**STATED GOAL**
Your task is to output the listing word for word, with pictures excluded.

**ENTRIES SHOWN**
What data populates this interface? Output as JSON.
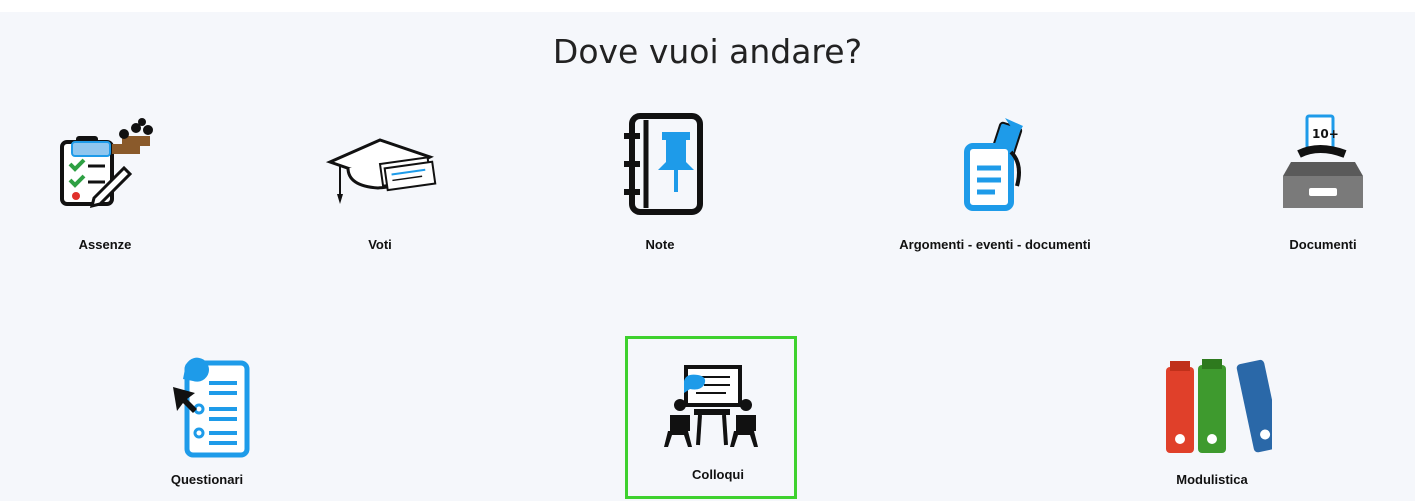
{
  "page": {
    "title": "Dove vuoi andare?"
  },
  "tiles": [
    {
      "label": "Assenze",
      "icon": "attendance-icon"
    },
    {
      "label": "Voti",
      "icon": "graduation-cap-icon"
    },
    {
      "label": "Note",
      "icon": "pinned-notebook-icon"
    },
    {
      "label": "Argomenti - eventi - documenti",
      "icon": "event-documents-icon"
    },
    {
      "label": "Documenti",
      "icon": "document-tray-icon"
    },
    {
      "label": "Questionari",
      "icon": "questionnaire-icon"
    },
    {
      "label": "Colloqui",
      "icon": "meeting-icon"
    },
    {
      "label": "Modulistica",
      "icon": "binders-icon"
    }
  ],
  "selected": "Colloqui",
  "colors": {
    "accent_blue": "#1e9be9",
    "selection_green": "#3ed12e",
    "background": "#f5f7fb"
  }
}
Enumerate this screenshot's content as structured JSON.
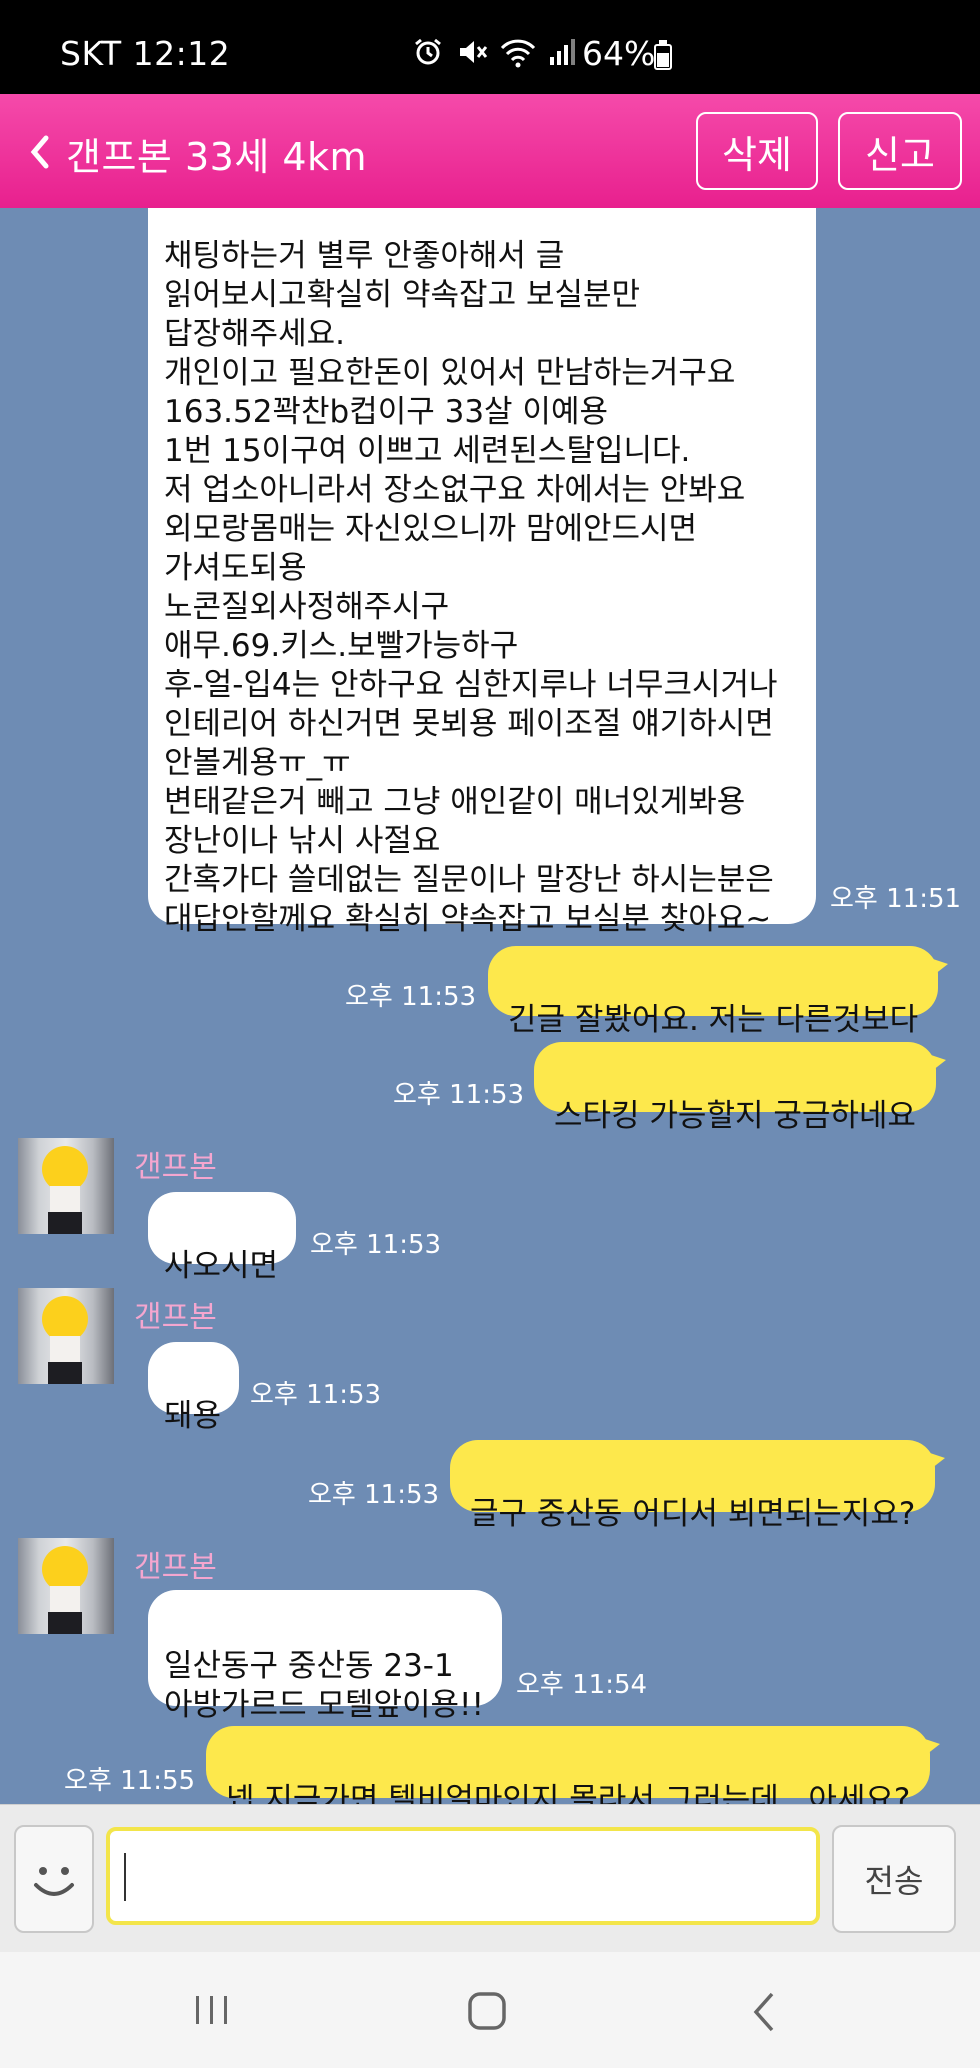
{
  "status_bar": {
    "carrier_time": "SKT 12:12",
    "battery": "64%"
  },
  "header": {
    "title": "갠프본 33세 4km",
    "delete_label": "삭제",
    "report_label": "신고",
    "color": "#ef3aa0"
  },
  "messages": [
    {
      "side": "in",
      "text": "채팅하는거 별루 안좋아해서 글\n읽어보시고확실히 약속잡고 보실분만\n답장해주세요.\n개인이고 필요한돈이 있어서 만남하는거구요\n163.52꽉찬b컵이구 33살 이예용\n1번 15이구여 이쁘고 세련된스탈입니다.\n저 업소아니라서 장소없구요 차에서는 안봐요\n외모랑몸매는 자신있으니까 맘에안드시면\n가셔도되용\n노콘질외사정해주시구\n애무.69.키스.보빨가능하구\n후-얼-입4는 안하구요 심한지루나 너무크시거나\n인테리어 하신거면 못뵈용 페이조절 얘기하시면\n안볼게용ㅠ_ㅠ\n변태같은거 빼고 그냥 애인같이 매너있게봐용\n장난이나 낚시 사절요\n간혹가다 쓸데없는 질문이나 말장난 하시는분은\n대답안할께요 확실히 약속잡고 보실분 찾아요~",
      "time": "오후 11:51"
    },
    {
      "side": "out",
      "text": "긴글 잘봤어요. 저는 다른것보다",
      "time": "오후 11:53"
    },
    {
      "side": "out",
      "text": "스타킹 가능할지 궁금하네요",
      "time": "오후 11:53"
    },
    {
      "side": "in",
      "sender": "갠프본",
      "text": "사오시면",
      "time": "오후 11:53"
    },
    {
      "side": "in",
      "sender": "갠프본",
      "text": "돼용",
      "time": "오후 11:53"
    },
    {
      "side": "out",
      "text": "글구 중산동 어디서 뵈면되는지요?",
      "time": "오후 11:53"
    },
    {
      "side": "in",
      "sender": "갠프본",
      "text": "일산동구 중산동 23-1\n아방가르드 모텔앞이용!!",
      "time": "오후 11:54"
    },
    {
      "side": "out",
      "text": "넵 지금가면 텔비얼마인지 몰라서 그러는데.. 아세요?",
      "time": "오후 11:55"
    }
  ],
  "input": {
    "value": "",
    "send_label": "전송"
  },
  "icons": [
    "back-chevron-icon",
    "alarm-icon",
    "mute-icon",
    "wifi-icon",
    "signal-icon",
    "battery-icon",
    "emoji-icon",
    "recent-apps-icon",
    "home-icon",
    "nav-back-icon"
  ]
}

**RESULT OF THE EXERCISE**
What data populates this interface? Output as JSON.
{
  "page": {
    "title": "Dove vuoi andare?"
  },
  "tiles": [
    {
      "label": "Assenze",
      "icon": "attendance-icon"
    },
    {
      "label": "Voti",
      "icon": "graduation-cap-icon"
    },
    {
      "label": "Note",
      "icon": "pinned-notebook-icon"
    },
    {
      "label": "Argomenti - eventi - documenti",
      "icon": "event-documents-icon"
    },
    {
      "label": "Documenti",
      "icon": "document-tray-icon"
    },
    {
      "label": "Questionari",
      "icon": "questionnaire-icon"
    },
    {
      "label": "Colloqui",
      "icon": "meeting-icon"
    },
    {
      "label": "Modulistica",
      "icon": "binders-icon"
    }
  ],
  "selected": "Colloqui",
  "colors": {
    "accent_blue": "#1e9be9",
    "selection_green": "#3ed12e",
    "background": "#f5f7fb"
  }
}
Enumerate this screenshot's content as structured JSON.
{
  "status_bar": {
    "carrier_time": "SKT 12:12",
    "battery": "64%"
  },
  "header": {
    "title": "갠프본 33세 4km",
    "delete_label": "삭제",
    "report_label": "신고",
    "color": "#ef3aa0"
  },
  "messages": [
    {
      "side": "in",
      "text": "채팅하는거 별루 안좋아해서 글\n읽어보시고확실히 약속잡고 보실분만\n답장해주세요.\n개인이고 필요한돈이 있어서 만남하는거구요\n163.52꽉찬b컵이구 33살 이예용\n1번 15이구여 이쁘고 세련된스탈입니다.\n저 업소아니라서 장소없구요 차에서는 안봐요\n외모랑몸매는 자신있으니까 맘에안드시면\n가셔도되용\n노콘질외사정해주시구\n애무.69.키스.보빨가능하구\n후-얼-입4는 안하구요 심한지루나 너무크시거나\n인테리어 하신거면 못뵈용 페이조절 얘기하시면\n안볼게용ㅠ_ㅠ\n변태같은거 빼고 그냥 애인같이 매너있게봐용\n장난이나 낚시 사절요\n간혹가다 쓸데없는 질문이나 말장난 하시는분은\n대답안할께요 확실히 약속잡고 보실분 찾아요~",
      "time": "오후 11:51"
    },
    {
      "side": "out",
      "text": "긴글 잘봤어요. 저는 다른것보다",
      "time": "오후 11:53"
    },
    {
      "side": "out",
      "text": "스타킹 가능할지 궁금하네요",
      "time": "오후 11:53"
    },
    {
      "side": "in",
      "sender": "갠프본",
      "text": "사오시면",
      "time": "오후 11:53"
    },
    {
      "side": "in",
      "sender": "갠프본",
      "text": "돼용",
      "time": "오후 11:53"
    },
    {
      "side": "out",
      "text": "글구 중산동 어디서 뵈면되는지요?",
      "time": "오후 11:53"
    },
    {
      "side": "in",
      "sender": "갠프본",
      "text": "일산동구 중산동 23-1\n아방가르드 모텔앞이용!!",
      "time": "오후 11:54"
    },
    {
      "side": "out",
      "text": "넵 지금가면 텔비얼마인지 몰라서 그러는데.. 아세요?",
      "time": "오후 11:55"
    }
  ],
  "input": {
    "value": "",
    "send_label": "전송"
  },
  "icons": [
    "back-chevron-icon",
    "alarm-icon",
    "mute-icon",
    "wifi-icon",
    "signal-icon",
    "battery-icon",
    "emoji-icon",
    "recent-apps-icon",
    "home-icon",
    "nav-back-icon"
  ]
}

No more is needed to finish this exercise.